Here are some records; quote them exactly, leaving out the pictures.

##### Record extracts

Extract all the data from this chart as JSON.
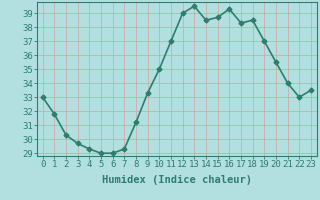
{
  "x": [
    0,
    1,
    2,
    3,
    4,
    5,
    6,
    7,
    8,
    9,
    10,
    11,
    12,
    13,
    14,
    15,
    16,
    17,
    18,
    19,
    20,
    21,
    22,
    23
  ],
  "y": [
    33,
    31.8,
    30.3,
    29.7,
    29.3,
    29.0,
    29.0,
    29.3,
    31.2,
    33.3,
    35.0,
    37.0,
    39.0,
    39.5,
    38.5,
    38.7,
    39.3,
    38.3,
    38.5,
    37.0,
    35.5,
    34.0,
    33.0,
    33.5
  ],
  "xlabel": "Humidex (Indice chaleur)",
  "ylim": [
    28.8,
    39.8
  ],
  "xlim": [
    -0.5,
    23.5
  ],
  "yticks": [
    29,
    30,
    31,
    32,
    33,
    34,
    35,
    36,
    37,
    38,
    39
  ],
  "xticks": [
    0,
    1,
    2,
    3,
    4,
    5,
    6,
    7,
    8,
    9,
    10,
    11,
    12,
    13,
    14,
    15,
    16,
    17,
    18,
    19,
    20,
    21,
    22,
    23
  ],
  "line_color": "#2e7d6e",
  "marker": "D",
  "marker_size": 2.5,
  "bg_color": "#b2e0e0",
  "grid_color": "#d4a0a0",
  "line_width": 1.2,
  "xlabel_fontsize": 7.5,
  "tick_fontsize": 6.5
}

##########

» **Result of the task**:
Extract all the data from this chart as JSON.
{
  "x": [
    0,
    1,
    2,
    3,
    4,
    5,
    6,
    7,
    8,
    9,
    10,
    11,
    12,
    13,
    14,
    15,
    16,
    17,
    18,
    19,
    20,
    21,
    22,
    23
  ],
  "y": [
    33,
    31.8,
    30.3,
    29.7,
    29.3,
    29.0,
    29.0,
    29.3,
    31.2,
    33.3,
    35.0,
    37.0,
    39.0,
    39.5,
    38.5,
    38.7,
    39.3,
    38.3,
    38.5,
    37.0,
    35.5,
    34.0,
    33.0,
    33.5
  ],
  "xlabel": "Humidex (Indice chaleur)",
  "ylim": [
    28.8,
    39.8
  ],
  "xlim": [
    -0.5,
    23.5
  ],
  "yticks": [
    29,
    30,
    31,
    32,
    33,
    34,
    35,
    36,
    37,
    38,
    39
  ],
  "xticks": [
    0,
    1,
    2,
    3,
    4,
    5,
    6,
    7,
    8,
    9,
    10,
    11,
    12,
    13,
    14,
    15,
    16,
    17,
    18,
    19,
    20,
    21,
    22,
    23
  ],
  "line_color": "#2e7d6e",
  "marker": "D",
  "marker_size": 2.5,
  "bg_color": "#b2e0e0",
  "grid_color": "#d4a0a0",
  "line_width": 1.2,
  "xlabel_fontsize": 7.5,
  "tick_fontsize": 6.5
}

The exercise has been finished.